[Stored entries]
%%

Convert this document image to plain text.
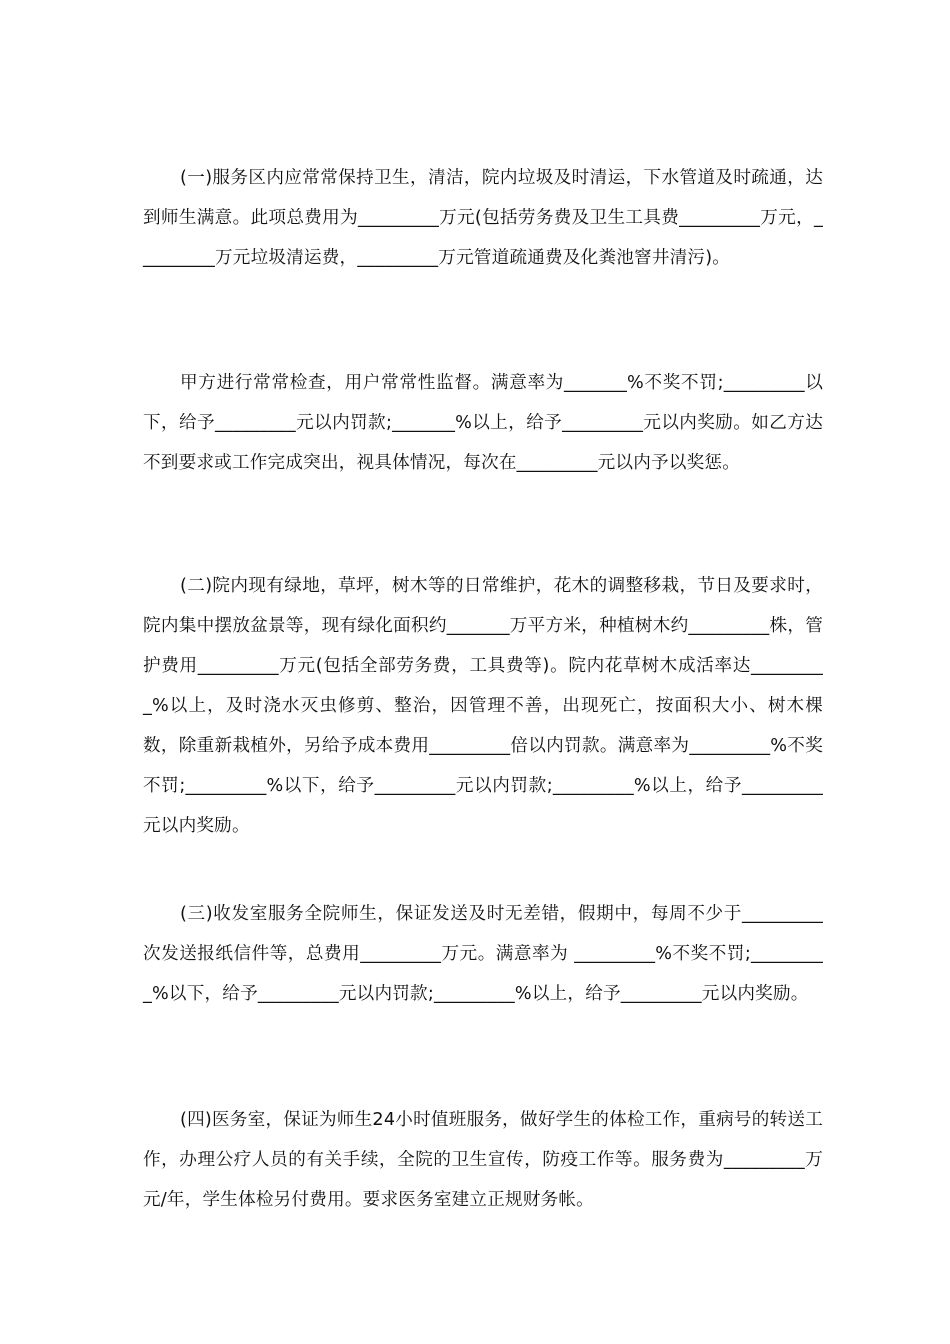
(一)服务区内应常常保持卫生，清洁，院内垃圾及时清运，下水管道及时疏通，达到师生满意。此项总费用为_________万元(包括劳务费及卫生工具费_________万元，_________万元垃圾清运费，_________万元管道疏通费及化粪池窨井清污)。

甲方进行常常检查，用户常常性监督。满意率为_______%不奖不罚;_________以下，给予_________元以内罚款;_______%以上，给予_________元以内奖励。如乙方达不到要求或工作完成突出，视具体情况，每次在_________元以内予以奖惩。

(二)院内现有绿地，草坪，树木等的日常维护，花木的调整移栽，节日及要求时，院内集中摆放盆景等，现有绿化面积约_______万平方米，种植树木约_________株，管护费用_________万元(包括全部劳务费，工具费等)。院内花草树木成活率达_________%以上，及时浇水灭虫修剪、整治，因管理不善，出现死亡，按面积大小、树木棵数，除重新栽植外，另给予成本费用_________倍以内罚款。满意率为_________%不奖不罚;_________%以下，给予_________元以内罚款;_________%以上，给予_________元以内奖励。

(三)收发室服务全院师生，保证发送及时无差错，假期中，每周不少于_________次发送报纸信件等，总费用_________万元。满意率为 _________%不奖不罚;_________%以下，给予_________元以内罚款;_________%以上，给予_________元以内奖励。

(四)医务室，保证为师生24小时值班服务，做好学生的体检工作，重病号的转送工作，办理公疗人员的有关手续，全院的卫生宣传，防疫工作等。服务费为_________万元/年，学生体检另付费用。要求医务室建立正规财务帐。
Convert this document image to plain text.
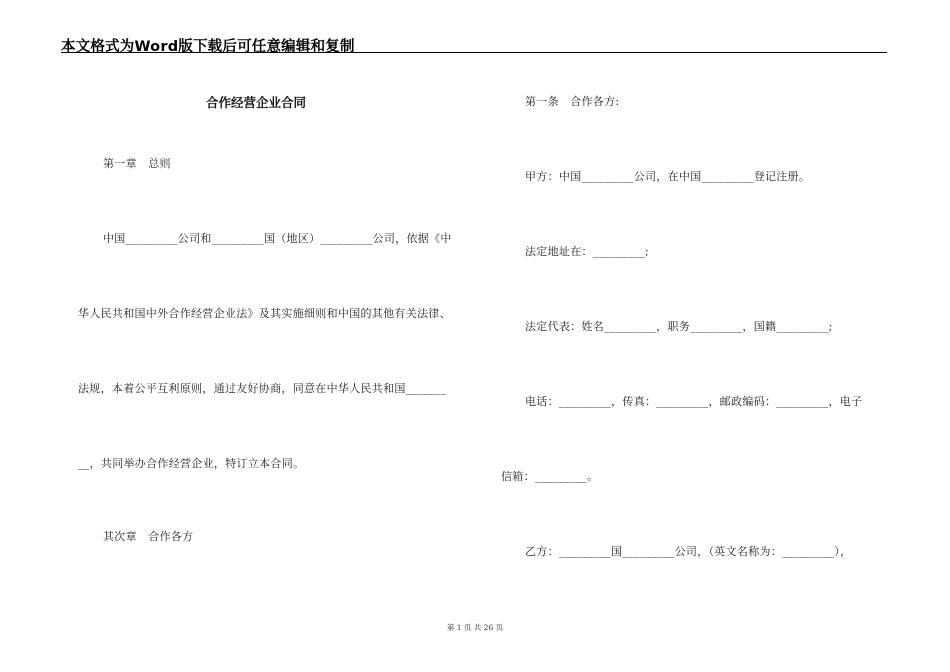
本文格式为Word版下载后可任意编辑和复制
合作经营企业合同
第一章　总则
中国_________公司和_________国（地区）_________公司，依据《中
华人民共和国中外合作经营企业法》及其实施细则和中国的其他有关法律、
法规，本着公平互利原则，通过友好协商，同意在中华人民共和国_______
__，共同举办合作经营企业，特订立本合同。
其次章　合作各方
第一条　合作各方:
甲方：中国_________公司，在中国_________登记注册。
法定地址在：_________;
法定代表：姓名_________，职务_________，国籍_________;
电话：_________，传真：_________，邮政编码：_________，电子
信箱：_________。
乙方：_________国_________公司，（英文名称为：_________），
第 1 页 共 26 页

%%

§ Exercise goal
Each record above should come back exactly the same, only without its pictures.

§ Output for this exercise
Convert this document image to plain text.
(一)服务区内应常常保持卫生，清洁，院内垃圾及时清运，下水管道及时疏通，达到师生满意。此项总费用为_________万元(包括劳务费及卫生工具费_________万元，_________万元垃圾清运费，_________万元管道疏通费及化粪池窨井清污)。

甲方进行常常检查，用户常常性监督。满意率为_______%不奖不罚;_________以下，给予_________元以内罚款;_______%以上，给予_________元以内奖励。如乙方达不到要求或工作完成突出，视具体情况，每次在_________元以内予以奖惩。

(二)院内现有绿地，草坪，树木等的日常维护，花木的调整移栽，节日及要求时，院内集中摆放盆景等，现有绿化面积约_______万平方米，种植树木约_________株，管护费用_________万元(包括全部劳务费，工具费等)。院内花草树木成活率达_________%以上，及时浇水灭虫修剪、整治，因管理不善，出现死亡，按面积大小、树木棵数，除重新栽植外，另给予成本费用_________倍以内罚款。满意率为_________%不奖不罚;_________%以下，给予_________元以内罚款;_________%以上，给予_________元以内奖励。

(三)收发室服务全院师生，保证发送及时无差错，假期中，每周不少于_________次发送报纸信件等，总费用_________万元。满意率为 _________%不奖不罚;_________%以下，给予_________元以内罚款;_________%以上，给予_________元以内奖励。

(四)医务室，保证为师生24小时值班服务，做好学生的体检工作，重病号的转送工作，办理公疗人员的有关手续，全院的卫生宣传，防疫工作等。服务费为_________万元/年，学生体检另付费用。要求医务室建立正规财务帐。
Convert this document image to plain text.
本文格式为Word版下载后可任意编辑和复制
合作经营企业合同
第一章　总则
中国_________公司和_________国（地区）_________公司，依据《中
华人民共和国中外合作经营企业法》及其实施细则和中国的其他有关法律、
法规，本着公平互利原则，通过友好协商，同意在中华人民共和国_______
__，共同举办合作经营企业，特订立本合同。
其次章　合作各方
第一条　合作各方:
甲方：中国_________公司，在中国_________登记注册。
法定地址在：_________;
法定代表：姓名_________，职务_________，国籍_________;
电话：_________，传真：_________，邮政编码：_________，电子
信箱：_________。
乙方：_________国_________公司，（英文名称为：_________），
第 1 页 共 26 页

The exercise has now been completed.